— START PROVIDED DATA —

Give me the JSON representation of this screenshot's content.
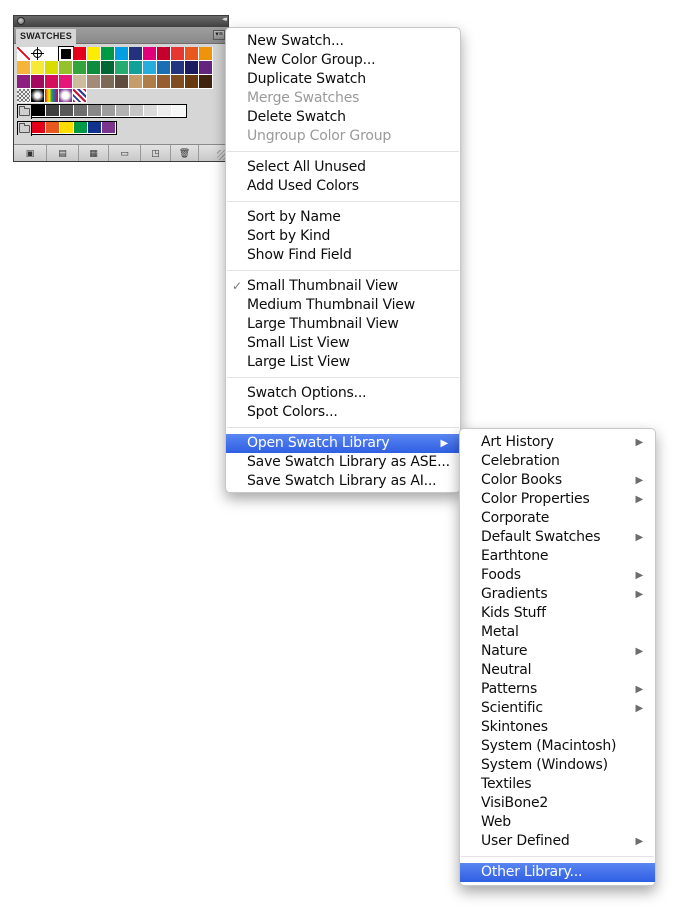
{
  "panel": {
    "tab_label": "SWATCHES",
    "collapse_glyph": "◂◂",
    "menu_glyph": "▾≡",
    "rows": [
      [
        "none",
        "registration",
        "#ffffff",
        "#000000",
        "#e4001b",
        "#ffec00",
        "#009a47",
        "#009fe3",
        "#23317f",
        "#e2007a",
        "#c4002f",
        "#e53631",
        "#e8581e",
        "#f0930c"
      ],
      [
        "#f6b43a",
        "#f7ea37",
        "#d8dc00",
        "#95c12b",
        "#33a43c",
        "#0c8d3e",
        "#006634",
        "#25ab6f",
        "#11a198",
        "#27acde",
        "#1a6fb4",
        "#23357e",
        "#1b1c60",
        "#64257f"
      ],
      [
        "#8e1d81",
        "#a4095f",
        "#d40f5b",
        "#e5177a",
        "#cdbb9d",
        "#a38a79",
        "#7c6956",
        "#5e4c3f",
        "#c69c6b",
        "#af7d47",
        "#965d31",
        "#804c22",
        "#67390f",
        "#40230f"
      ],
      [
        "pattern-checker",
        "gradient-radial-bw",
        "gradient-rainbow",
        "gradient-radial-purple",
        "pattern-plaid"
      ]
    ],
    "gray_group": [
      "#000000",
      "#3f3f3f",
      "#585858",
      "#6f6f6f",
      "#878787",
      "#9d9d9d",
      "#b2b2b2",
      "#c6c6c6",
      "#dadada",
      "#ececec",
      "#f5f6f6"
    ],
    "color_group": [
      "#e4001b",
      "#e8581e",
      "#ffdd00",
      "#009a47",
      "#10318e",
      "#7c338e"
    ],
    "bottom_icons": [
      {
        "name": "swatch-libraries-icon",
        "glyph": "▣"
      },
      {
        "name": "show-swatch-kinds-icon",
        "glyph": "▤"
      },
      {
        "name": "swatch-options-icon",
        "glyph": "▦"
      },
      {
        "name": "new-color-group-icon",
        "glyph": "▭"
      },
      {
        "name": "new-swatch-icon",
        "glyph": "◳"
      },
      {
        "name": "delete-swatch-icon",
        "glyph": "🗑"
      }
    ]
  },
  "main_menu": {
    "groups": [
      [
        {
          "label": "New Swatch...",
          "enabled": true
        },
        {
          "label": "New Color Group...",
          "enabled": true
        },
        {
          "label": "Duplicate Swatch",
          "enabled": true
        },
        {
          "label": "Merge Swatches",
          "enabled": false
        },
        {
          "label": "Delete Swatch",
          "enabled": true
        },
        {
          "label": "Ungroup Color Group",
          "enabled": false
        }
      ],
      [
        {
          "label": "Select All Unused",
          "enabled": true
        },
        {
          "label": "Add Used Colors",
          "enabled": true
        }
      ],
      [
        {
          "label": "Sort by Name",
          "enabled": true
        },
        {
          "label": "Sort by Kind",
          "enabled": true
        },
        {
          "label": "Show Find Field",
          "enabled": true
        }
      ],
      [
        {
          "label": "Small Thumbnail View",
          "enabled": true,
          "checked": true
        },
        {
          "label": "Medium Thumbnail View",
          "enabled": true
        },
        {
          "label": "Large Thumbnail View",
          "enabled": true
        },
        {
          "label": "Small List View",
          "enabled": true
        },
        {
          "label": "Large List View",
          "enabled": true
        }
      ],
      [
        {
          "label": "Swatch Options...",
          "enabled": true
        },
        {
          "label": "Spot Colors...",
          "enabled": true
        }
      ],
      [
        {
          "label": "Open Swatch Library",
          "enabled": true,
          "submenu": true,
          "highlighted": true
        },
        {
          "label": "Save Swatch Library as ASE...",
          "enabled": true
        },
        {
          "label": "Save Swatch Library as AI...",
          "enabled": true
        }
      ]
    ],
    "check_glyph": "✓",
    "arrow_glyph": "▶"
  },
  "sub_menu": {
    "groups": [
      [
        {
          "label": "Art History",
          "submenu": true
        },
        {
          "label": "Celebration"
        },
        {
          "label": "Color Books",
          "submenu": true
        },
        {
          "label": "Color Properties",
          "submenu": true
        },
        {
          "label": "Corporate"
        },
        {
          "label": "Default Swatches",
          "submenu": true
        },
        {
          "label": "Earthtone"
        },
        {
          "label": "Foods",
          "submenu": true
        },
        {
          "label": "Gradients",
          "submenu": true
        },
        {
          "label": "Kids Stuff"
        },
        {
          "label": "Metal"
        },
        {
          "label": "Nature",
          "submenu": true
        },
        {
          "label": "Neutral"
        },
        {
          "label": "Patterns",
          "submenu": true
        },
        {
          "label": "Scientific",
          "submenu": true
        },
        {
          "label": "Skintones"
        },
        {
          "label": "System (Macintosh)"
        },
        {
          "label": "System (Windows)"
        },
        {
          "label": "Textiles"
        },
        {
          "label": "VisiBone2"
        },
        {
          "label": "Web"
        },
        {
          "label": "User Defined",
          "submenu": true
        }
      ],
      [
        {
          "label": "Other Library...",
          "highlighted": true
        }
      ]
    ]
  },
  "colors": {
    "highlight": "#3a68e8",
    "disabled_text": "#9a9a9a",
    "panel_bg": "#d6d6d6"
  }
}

— END PROVIDED DATA —
— START PROVIDED DATA —

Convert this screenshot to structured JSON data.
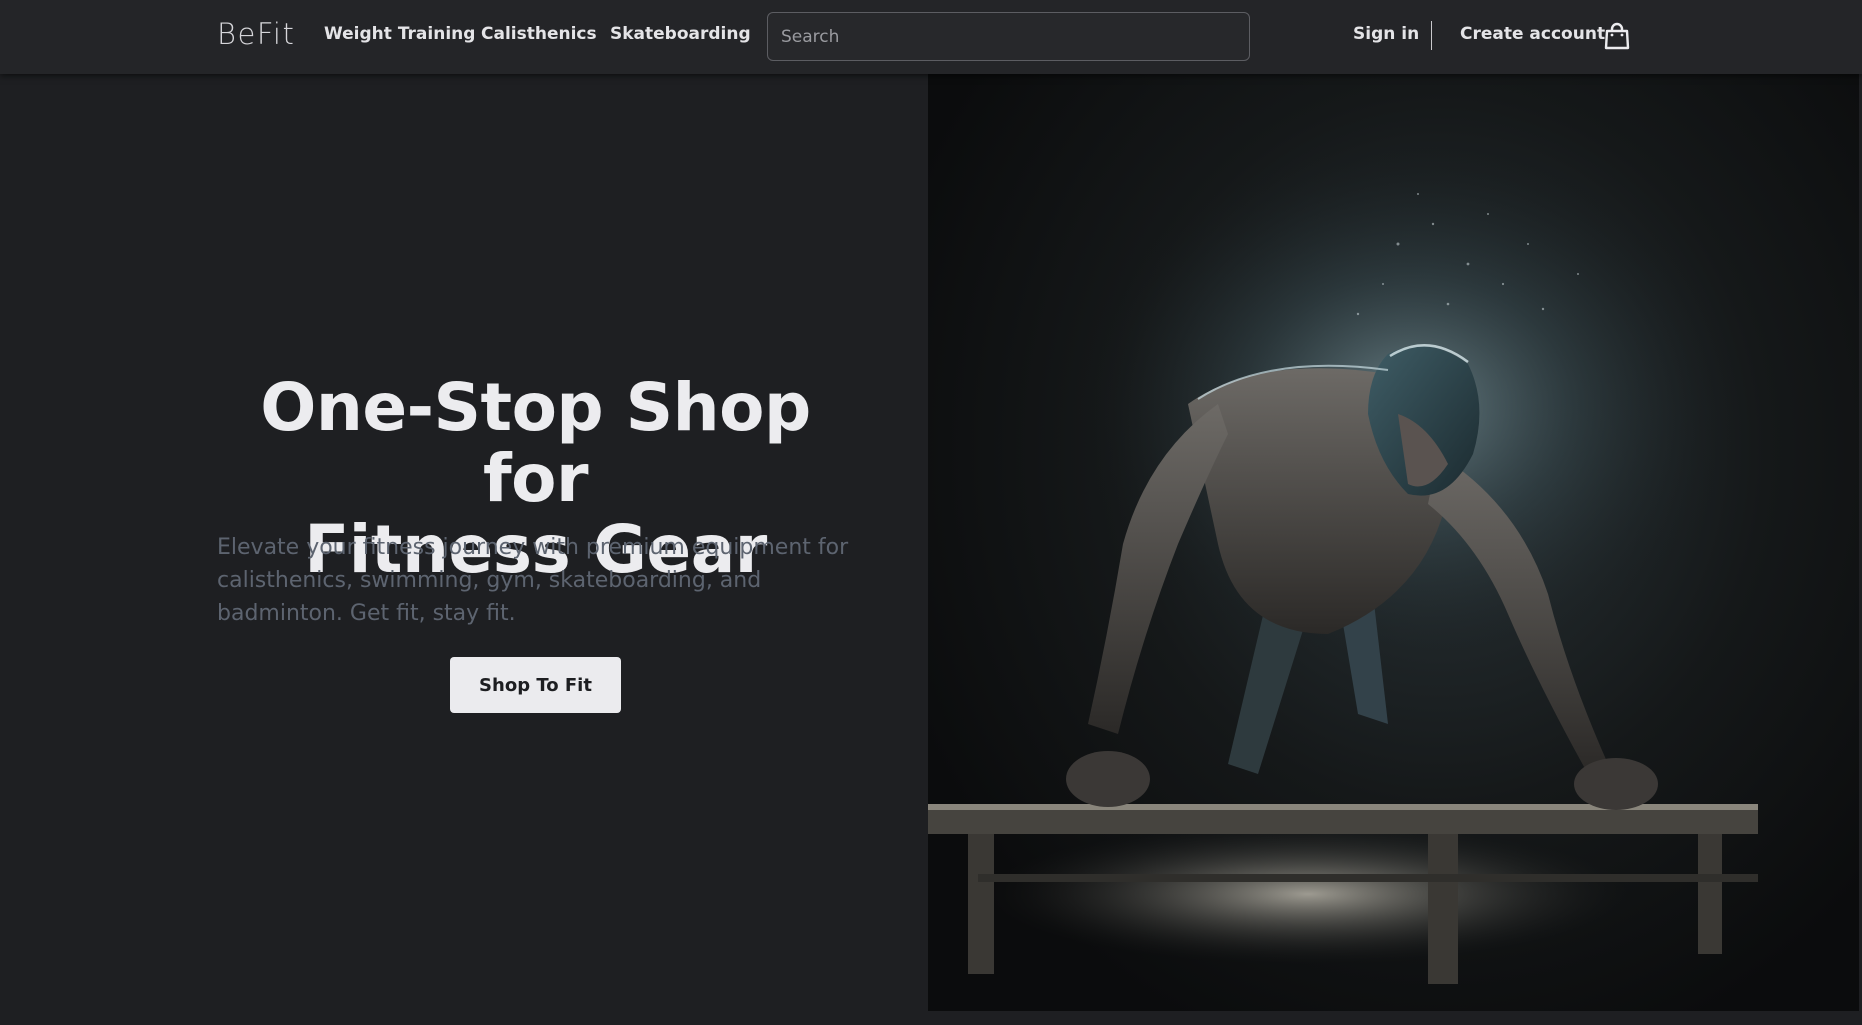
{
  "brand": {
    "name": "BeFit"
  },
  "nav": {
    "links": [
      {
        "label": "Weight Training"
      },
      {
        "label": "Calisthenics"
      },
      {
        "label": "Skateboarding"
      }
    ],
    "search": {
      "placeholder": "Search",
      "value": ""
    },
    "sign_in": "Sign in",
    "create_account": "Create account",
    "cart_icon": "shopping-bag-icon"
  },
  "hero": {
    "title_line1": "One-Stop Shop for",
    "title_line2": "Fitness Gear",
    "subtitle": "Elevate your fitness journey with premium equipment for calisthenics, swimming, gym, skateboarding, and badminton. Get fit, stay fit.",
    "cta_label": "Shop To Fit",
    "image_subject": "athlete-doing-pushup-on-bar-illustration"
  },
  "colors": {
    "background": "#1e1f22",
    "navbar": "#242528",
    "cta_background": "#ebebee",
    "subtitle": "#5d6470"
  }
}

— END PROVIDED DATA —

YOUR TASK
Count every line of the material above that holds the string "Save", then state only the total.

OUTPUT OF THE TASK
2